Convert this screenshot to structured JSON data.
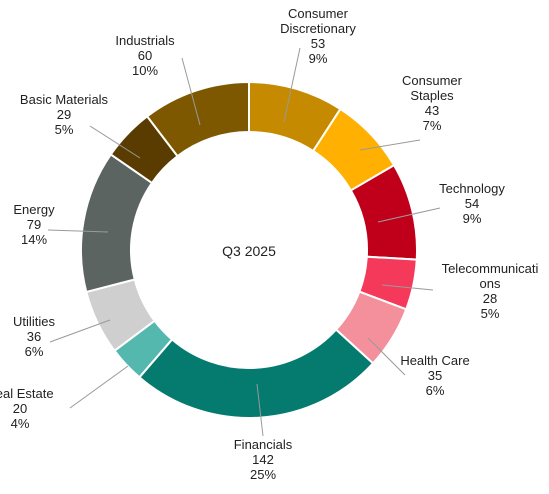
{
  "chart_data": {
    "type": "pie",
    "center_label": "Q3 2025",
    "series": [
      {
        "label_lines": [
          "Consumer",
          "Discretionary"
        ],
        "value": 53,
        "percent": "9%",
        "color": "#c68a00"
      },
      {
        "label_lines": [
          "Consumer",
          "Staples"
        ],
        "value": 43,
        "percent": "7%",
        "color": "#ffb000"
      },
      {
        "label_lines": [
          "Technology"
        ],
        "value": 54,
        "percent": "9%",
        "color": "#c0001a"
      },
      {
        "label_lines": [
          "Telecommunicati",
          "ons"
        ],
        "value": 28,
        "percent": "5%",
        "color": "#f4395a"
      },
      {
        "label_lines": [
          "Health Care"
        ],
        "value": 35,
        "percent": "6%",
        "color": "#f4909c"
      },
      {
        "label_lines": [
          "Financials"
        ],
        "value": 142,
        "percent": "25%",
        "color": "#057b6f"
      },
      {
        "label_lines": [
          "Real Estate"
        ],
        "value": 20,
        "percent": "4%",
        "color": "#55b8ae"
      },
      {
        "label_lines": [
          "Utilities"
        ],
        "value": 36,
        "percent": "6%",
        "color": "#cfcfcf"
      },
      {
        "label_lines": [
          "Energy"
        ],
        "value": 79,
        "percent": "14%",
        "color": "#5c6462"
      },
      {
        "label_lines": [
          "Basic Materials"
        ],
        "value": 29,
        "percent": "5%",
        "color": "#5a3c00"
      },
      {
        "label_lines": [
          "Industrials"
        ],
        "value": 60,
        "percent": "10%",
        "color": "#7d5800"
      }
    ]
  }
}
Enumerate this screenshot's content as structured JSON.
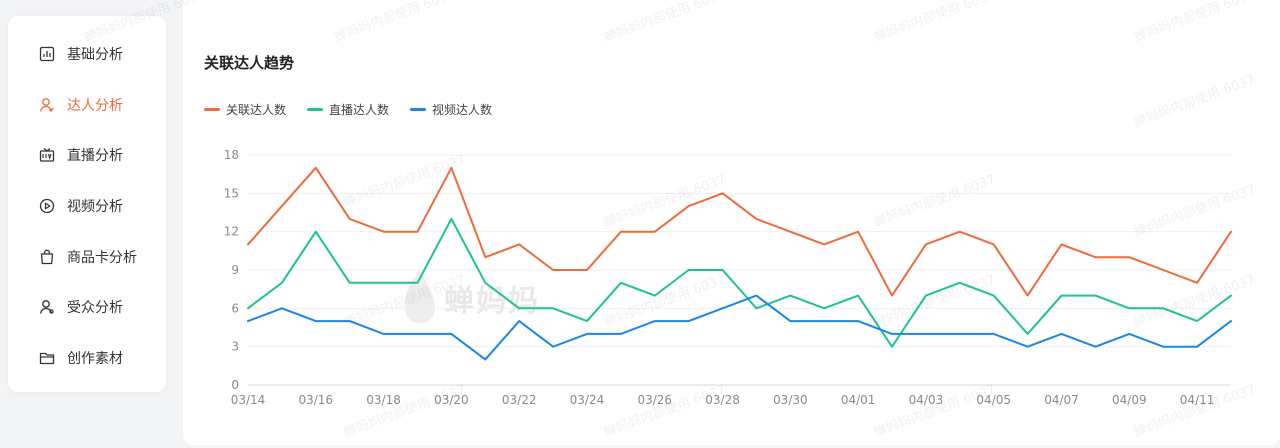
{
  "sidebar": {
    "items": [
      {
        "label": "基础分析",
        "icon": "bar-chart-icon"
      },
      {
        "label": "达人分析",
        "icon": "person-icon",
        "active": true
      },
      {
        "label": "直播分析",
        "icon": "live-tv-icon"
      },
      {
        "label": "视频分析",
        "icon": "play-circle-icon"
      },
      {
        "label": "商品卡分析",
        "icon": "shopping-bag-icon"
      },
      {
        "label": "受众分析",
        "icon": "audience-icon"
      },
      {
        "label": "创作素材",
        "icon": "folder-icon"
      }
    ]
  },
  "panel": {
    "title": "关联达人趋势"
  },
  "watermark": {
    "brand": "蝉妈妈",
    "text": "蝉妈妈内部使用",
    "code": "6037"
  },
  "colors": {
    "accent": "#ee6b3b",
    "green": "#1dc58d",
    "blue": "#1b86e8"
  },
  "chart_data": {
    "type": "line",
    "x": [
      "03/14",
      "03/15",
      "03/16",
      "03/17",
      "03/18",
      "03/19",
      "03/20",
      "03/21",
      "03/22",
      "03/23",
      "03/24",
      "03/25",
      "03/26",
      "03/27",
      "03/28",
      "03/29",
      "03/30",
      "03/31",
      "04/01",
      "04/02",
      "04/03",
      "04/04",
      "04/05",
      "04/06",
      "04/07",
      "04/08",
      "04/09",
      "04/10",
      "04/11",
      "04/12"
    ],
    "xticks": [
      "03/14",
      "03/16",
      "03/18",
      "03/20",
      "03/22",
      "03/24",
      "03/26",
      "03/28",
      "03/30",
      "04/01",
      "04/03",
      "04/05",
      "04/07",
      "04/09",
      "04/11"
    ],
    "yticks": [
      0,
      3,
      6,
      9,
      12,
      15,
      18
    ],
    "ylim": [
      0,
      18
    ],
    "grid": true,
    "legend_position": "top-left",
    "series": [
      {
        "name": "关联达人数",
        "color": "#ee6b3b",
        "values": [
          11,
          14,
          17,
          13,
          12,
          12,
          17,
          10,
          11,
          9,
          9,
          12,
          12,
          14,
          15,
          13,
          12,
          11,
          12,
          7,
          11,
          12,
          11,
          7,
          11,
          10,
          10,
          9,
          8,
          12
        ]
      },
      {
        "name": "直播达人数",
        "color": "#1dc58d",
        "values": [
          6,
          8,
          12,
          8,
          8,
          8,
          13,
          8,
          6,
          6,
          5,
          8,
          7,
          9,
          9,
          6,
          7,
          6,
          7,
          3,
          7,
          8,
          7,
          4,
          7,
          7,
          6,
          6,
          5,
          7
        ]
      },
      {
        "name": "视频达人数",
        "color": "#1b86e8",
        "values": [
          5,
          6,
          5,
          5,
          4,
          4,
          4,
          2,
          5,
          3,
          4,
          4,
          5,
          5,
          6,
          7,
          5,
          5,
          5,
          4,
          4,
          4,
          4,
          3,
          4,
          3,
          4,
          3,
          3,
          5
        ]
      }
    ]
  }
}
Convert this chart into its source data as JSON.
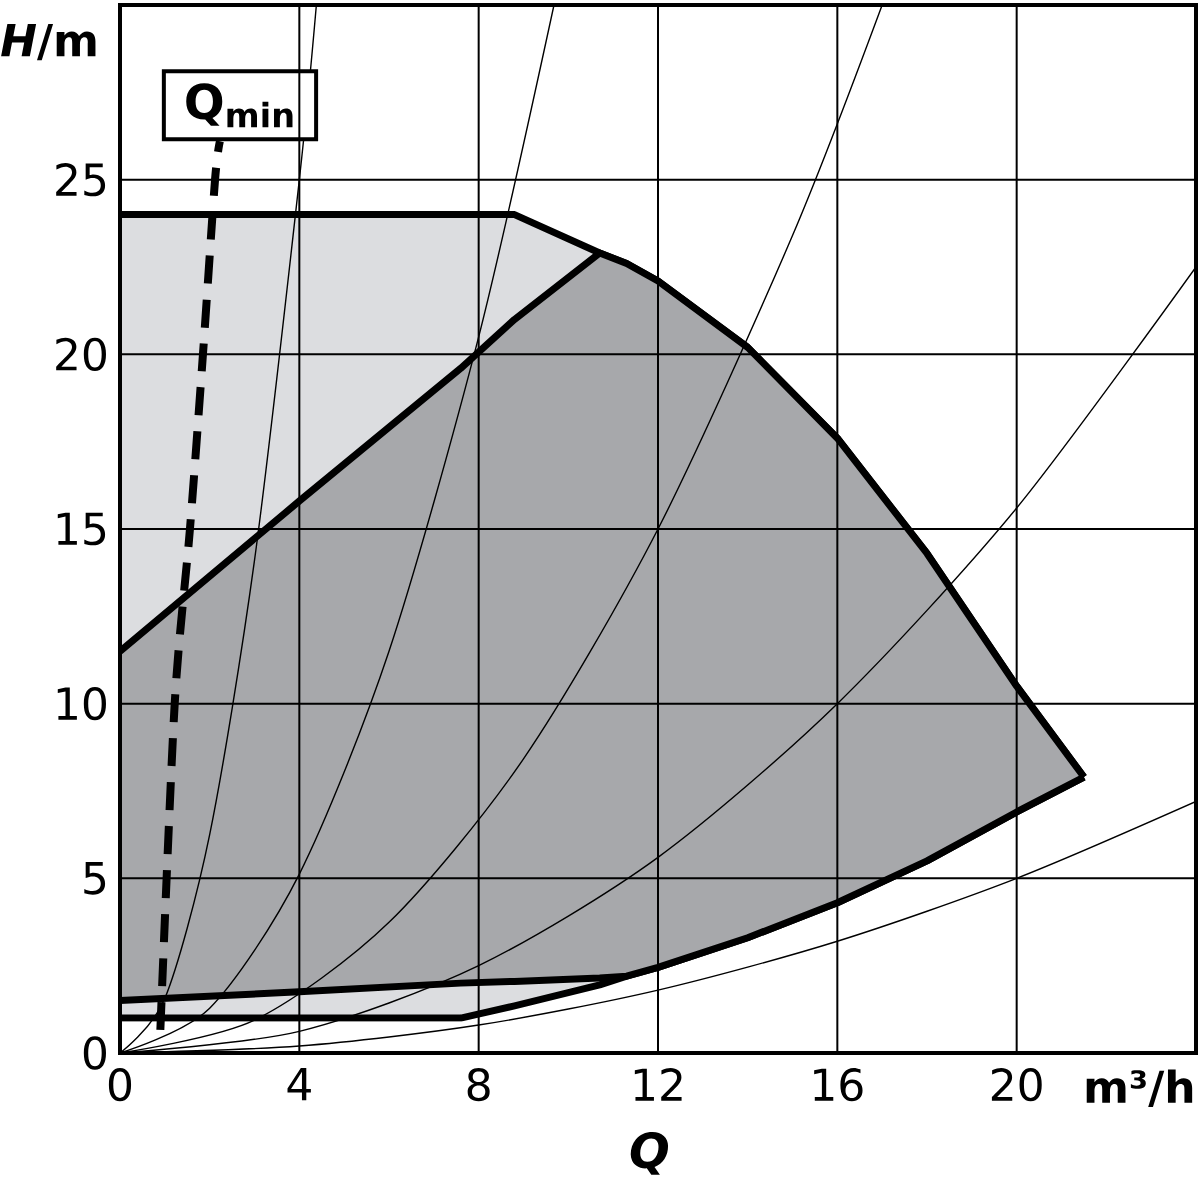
- - - - -
_Task instructions_:
A faithful copy of the records above is needed, with the pictures left out.

_Response_:
Convert this screenshot to structured JSON data.
{
  "chart_data": {
    "type": "pie",
    "center_label": "Q3 2025",
    "series": [
      {
        "label_lines": [
          "Consumer",
          "Discretionary"
        ],
        "value": 53,
        "percent": "9%",
        "color": "#c68a00"
      },
      {
        "label_lines": [
          "Consumer",
          "Staples"
        ],
        "value": 43,
        "percent": "7%",
        "color": "#ffb000"
      },
      {
        "label_lines": [
          "Technology"
        ],
        "value": 54,
        "percent": "9%",
        "color": "#c0001a"
      },
      {
        "label_lines": [
          "Telecommunicati",
          "ons"
        ],
        "value": 28,
        "percent": "5%",
        "color": "#f4395a"
      },
      {
        "label_lines": [
          "Health Care"
        ],
        "value": 35,
        "percent": "6%",
        "color": "#f4909c"
      },
      {
        "label_lines": [
          "Financials"
        ],
        "value": 142,
        "percent": "25%",
        "color": "#057b6f"
      },
      {
        "label_lines": [
          "Real Estate"
        ],
        "value": 20,
        "percent": "4%",
        "color": "#55b8ae"
      },
      {
        "label_lines": [
          "Utilities"
        ],
        "value": 36,
        "percent": "6%",
        "color": "#cfcfcf"
      },
      {
        "label_lines": [
          "Energy"
        ],
        "value": 79,
        "percent": "14%",
        "color": "#5c6462"
      },
      {
        "label_lines": [
          "Basic Materials"
        ],
        "value": 29,
        "percent": "5%",
        "color": "#5a3c00"
      },
      {
        "label_lines": [
          "Industrials"
        ],
        "value": 60,
        "percent": "10%",
        "color": "#7d5800"
      }
    ]
  }
}
Enumerate this screenshot's content as structured JSON.
{
  "sidebar": {
    "items": [
      {
        "label": "基础分析",
        "icon": "bar-chart-icon"
      },
      {
        "label": "达人分析",
        "icon": "person-icon",
        "active": true
      },
      {
        "label": "直播分析",
        "icon": "live-tv-icon"
      },
      {
        "label": "视频分析",
        "icon": "play-circle-icon"
      },
      {
        "label": "商品卡分析",
        "icon": "shopping-bag-icon"
      },
      {
        "label": "受众分析",
        "icon": "audience-icon"
      },
      {
        "label": "创作素材",
        "icon": "folder-icon"
      }
    ]
  },
  "panel": {
    "title": "关联达人趋势"
  },
  "watermark": {
    "brand": "蝉妈妈",
    "text": "蝉妈妈内部使用",
    "code": "6037"
  },
  "colors": {
    "accent": "#ee6b3b",
    "green": "#1dc58d",
    "blue": "#1b86e8"
  },
  "chart_data": {
    "type": "line",
    "x": [
      "03/14",
      "03/15",
      "03/16",
      "03/17",
      "03/18",
      "03/19",
      "03/20",
      "03/21",
      "03/22",
      "03/23",
      "03/24",
      "03/25",
      "03/26",
      "03/27",
      "03/28",
      "03/29",
      "03/30",
      "03/31",
      "04/01",
      "04/02",
      "04/03",
      "04/04",
      "04/05",
      "04/06",
      "04/07",
      "04/08",
      "04/09",
      "04/10",
      "04/11",
      "04/12"
    ],
    "xticks": [
      "03/14",
      "03/16",
      "03/18",
      "03/20",
      "03/22",
      "03/24",
      "03/26",
      "03/28",
      "03/30",
      "04/01",
      "04/03",
      "04/05",
      "04/07",
      "04/09",
      "04/11"
    ],
    "yticks": [
      0,
      3,
      6,
      9,
      12,
      15,
      18
    ],
    "ylim": [
      0,
      18
    ],
    "grid": true,
    "legend_position": "top-left",
    "series": [
      {
        "name": "关联达人数",
        "color": "#ee6b3b",
        "values": [
          11,
          14,
          17,
          13,
          12,
          12,
          17,
          10,
          11,
          9,
          9,
          12,
          12,
          14,
          15,
          13,
          12,
          11,
          12,
          7,
          11,
          12,
          11,
          7,
          11,
          10,
          10,
          9,
          8,
          12
        ]
      },
      {
        "name": "直播达人数",
        "color": "#1dc58d",
        "values": [
          6,
          8,
          12,
          8,
          8,
          8,
          13,
          8,
          6,
          6,
          5,
          8,
          7,
          9,
          9,
          6,
          7,
          6,
          7,
          3,
          7,
          8,
          7,
          4,
          7,
          7,
          6,
          6,
          5,
          7
        ]
      },
      {
        "name": "视频达人数",
        "color": "#1b86e8",
        "values": [
          5,
          6,
          5,
          5,
          4,
          4,
          4,
          2,
          5,
          3,
          4,
          4,
          5,
          5,
          6,
          7,
          5,
          5,
          5,
          4,
          4,
          4,
          4,
          3,
          4,
          3,
          4,
          3,
          3,
          5
        ]
      }
    ]
  }
}
Convert this chart into its source data as JSON.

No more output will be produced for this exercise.